▸ 掲載本文:
____
2004.02.15.

ヨハネ伝講解説教 第179回

――18:12-14によって――

 
 「それから、一隊の兵卒やその千卒長や、ユダヤ人の下役どもが、イエスを捕らえ、縛り上げて、先ずアンナスのところに引き連れて行った。彼はその年の大祭司カヤパの舅であった」。
 先に触れたことであるが、ヨハネ伝では、主イエスを捕らえに来たのは、ローマ軍とユダヤの権威から派遣された執行機関の両者であると記している。他の三つの福音書では、この段階にはローマの兵卒は登場しない。
 ヨハネ伝の記者ヨハネが兵卒のことを書いたのは、単なる記憶の違いではなく、ハッキリした意図をもってしたことである。というのは、一隊という言葉、千卒長という言葉がそれを示すのであって、兵卒がたまたま好奇心に駆られてこの一行に紛れ込んでついて来たというようなことではない。一つの隊に出動が命じられたのである。その指揮官として千卒長が来ている。千卒長が一千人の軍団を率いてここに乗り込んだというのではない。それほど大がかりな動員をすることは、ナザレのイエスという一民間人を捕らえるためには必要なかった。小人数で十分であった。百卒長を遣わすことも要らないほどであった。それでも、ローマ軍は正式に千卒長を現場責任者として行かせたというのである。
 これも前回触れたことであるが、一隊の兵卒が来たこと、そして彼らを率いる千卒長がいたこと、それは事実でなかったのではないかという疑問が残る。主イエスがローマの権力の前に突き出されたのは、議会の判決の後であると考えるほうが無理がない。初めから千卒長が関与していたということはなく、ピラトの判決の後に死刑執行の責任者として遣わされたというのが事実ではないかと思われる。
 ヨハネが記憶違いのまま書いたとか、嘘を書いたとか考えることは、ここに読み取られねばならないさらに大いなる真実を隠蔽することになってしまう。すなわち、歴史的事実としては共観福音書の記録の方が正しい。しかし、その事実はもっと大がかりな事実を十分に示したわけではない。その大きい事実をヨハネ伝は書いてくれた。
____
▸ 提供データ:
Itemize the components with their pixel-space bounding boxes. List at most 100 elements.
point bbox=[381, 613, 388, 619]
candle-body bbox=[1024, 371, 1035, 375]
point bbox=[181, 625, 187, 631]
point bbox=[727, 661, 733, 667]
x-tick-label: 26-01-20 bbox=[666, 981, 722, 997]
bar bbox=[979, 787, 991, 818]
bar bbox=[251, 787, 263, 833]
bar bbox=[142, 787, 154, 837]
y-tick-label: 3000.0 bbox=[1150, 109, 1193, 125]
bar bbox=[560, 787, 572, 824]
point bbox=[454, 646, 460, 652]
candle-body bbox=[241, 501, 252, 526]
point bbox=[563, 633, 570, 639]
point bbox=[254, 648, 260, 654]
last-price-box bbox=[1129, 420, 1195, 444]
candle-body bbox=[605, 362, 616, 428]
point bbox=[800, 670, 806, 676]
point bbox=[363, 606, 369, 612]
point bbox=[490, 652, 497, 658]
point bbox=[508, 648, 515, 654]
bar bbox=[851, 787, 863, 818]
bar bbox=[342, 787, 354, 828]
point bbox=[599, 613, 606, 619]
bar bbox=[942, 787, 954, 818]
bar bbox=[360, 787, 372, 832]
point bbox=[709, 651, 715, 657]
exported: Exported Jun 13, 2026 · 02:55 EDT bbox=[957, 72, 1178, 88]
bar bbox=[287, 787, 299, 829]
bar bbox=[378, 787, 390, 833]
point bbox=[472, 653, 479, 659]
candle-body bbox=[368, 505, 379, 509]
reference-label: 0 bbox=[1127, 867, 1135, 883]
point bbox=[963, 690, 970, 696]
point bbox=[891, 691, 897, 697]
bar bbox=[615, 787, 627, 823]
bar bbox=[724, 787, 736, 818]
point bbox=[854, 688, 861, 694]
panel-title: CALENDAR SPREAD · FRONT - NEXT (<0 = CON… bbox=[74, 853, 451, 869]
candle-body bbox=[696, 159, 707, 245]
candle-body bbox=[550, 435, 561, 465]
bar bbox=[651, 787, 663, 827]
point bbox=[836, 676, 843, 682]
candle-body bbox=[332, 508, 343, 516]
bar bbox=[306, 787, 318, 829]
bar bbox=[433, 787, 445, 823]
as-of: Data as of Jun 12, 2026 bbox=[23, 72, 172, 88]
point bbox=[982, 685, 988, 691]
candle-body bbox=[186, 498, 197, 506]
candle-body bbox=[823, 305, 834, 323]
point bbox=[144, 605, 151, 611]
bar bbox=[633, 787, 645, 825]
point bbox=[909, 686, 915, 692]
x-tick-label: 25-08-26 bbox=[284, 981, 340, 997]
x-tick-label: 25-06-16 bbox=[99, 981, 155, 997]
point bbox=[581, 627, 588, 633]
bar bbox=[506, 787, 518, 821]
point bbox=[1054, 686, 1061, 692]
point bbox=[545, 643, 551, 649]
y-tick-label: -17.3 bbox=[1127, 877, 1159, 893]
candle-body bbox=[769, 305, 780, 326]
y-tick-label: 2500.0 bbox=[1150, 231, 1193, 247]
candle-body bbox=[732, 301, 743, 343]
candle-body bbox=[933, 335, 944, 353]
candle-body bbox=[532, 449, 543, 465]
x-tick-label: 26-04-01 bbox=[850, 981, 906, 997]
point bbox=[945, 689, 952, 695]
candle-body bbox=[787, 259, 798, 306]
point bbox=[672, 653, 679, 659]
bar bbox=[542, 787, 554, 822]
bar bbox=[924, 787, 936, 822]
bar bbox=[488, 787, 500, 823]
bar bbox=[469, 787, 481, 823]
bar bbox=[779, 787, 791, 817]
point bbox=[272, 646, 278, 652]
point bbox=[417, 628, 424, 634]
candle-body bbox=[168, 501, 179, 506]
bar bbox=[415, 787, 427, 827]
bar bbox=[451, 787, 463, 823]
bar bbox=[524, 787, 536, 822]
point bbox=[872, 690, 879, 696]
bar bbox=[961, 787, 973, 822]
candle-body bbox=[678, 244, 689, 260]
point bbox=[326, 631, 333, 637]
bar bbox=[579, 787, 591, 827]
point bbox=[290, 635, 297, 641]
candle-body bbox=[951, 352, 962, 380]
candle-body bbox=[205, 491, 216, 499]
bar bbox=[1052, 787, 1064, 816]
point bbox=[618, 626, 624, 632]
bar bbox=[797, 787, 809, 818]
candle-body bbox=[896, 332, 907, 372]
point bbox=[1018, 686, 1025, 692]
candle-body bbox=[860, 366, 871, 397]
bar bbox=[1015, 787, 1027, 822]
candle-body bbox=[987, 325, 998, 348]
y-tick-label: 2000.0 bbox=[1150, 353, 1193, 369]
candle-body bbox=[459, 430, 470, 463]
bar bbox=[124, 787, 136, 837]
____
▸ 練習問題:
(a) 説教の「これも前回触れたことであるが」から「が事実ではないかと思われる。」までを、「千卒長」を「隊長」に入れ替えて書き直してください。
(b) ヨハネ伝を講解する説教の続きを、最後に示された文の後から書いてください。

▸ 各問の解答:
(a)
これも前回触れたことであるが、一隊の兵卒が来たこと、そして彼らを率いる隊長がいたこと、それは事実でなかったのではないかという疑問が残る。主イエスがローマの権力の前に突き出されたのは、議会の判決の後であると考えるほうが無理がない。初めから隊長が関与していたということはなく、ピラトの判決の後に死刑執行の責任者として遣わされたというのが事実ではないかと思われる。

(b)
 つまり、主イエスが捕らえられたもうたことは、世界の片隅でしか通用しない権力しか持たなかったユダヤの権力者たちによる片隅の事件ではなく、世界帝国のローマが関わって来た世界的事件なのである。
 すでにわれわれはイエス・キリストの受難がユダヤのエルサレムにおいて起こった偶発的な出来事ではなく、神の計画によって起こった世界史的な出来事、したがって世界の歴史のあらゆる局面に対する影響力を持つ出来事であると知っている。見た目には小さかった。知らない人の方が多い。けれども、大事件なのだ。
 「ユダヤ人の下役」、これも、とるに足りない小者というふうに取らないで置きたい。下っ端役人ではあっても、役人なのだ。決定権は持たないとしても、執行権を持つ人たちである。彼らはただ命じられるだけのことをしたのではない。先にはイエスを逮捕する命令を受けて来たけれども、7章46節にあるように「この人のように話した人はいない」といって、自分自身の判断によって、命令を実行しないで帰った。
 イエス・キリストの逮捕と処刑に携わった人々は無知で衝動に駆られていた群衆ではない。たしかに、無知といえば無知に違いない。ルカ伝23章34節で、主イエスは「父よ、彼らを赦したまえ。その為すことを知らざればなり」と祈られたが、その通り、人々は何も知らないで、神から遣わされた救いの君を殺してしまった。
 しかし、別の角度から見ると、彼らはハッキリした認識を持っている。例えば、19章の6節で、ピラトは「私は彼には何の罪も見出せない」と言っている。ところが、ユダヤ人たちは「われわれには律法がある。その律法によれば、彼は死罪に当たる者である」と反論するのである。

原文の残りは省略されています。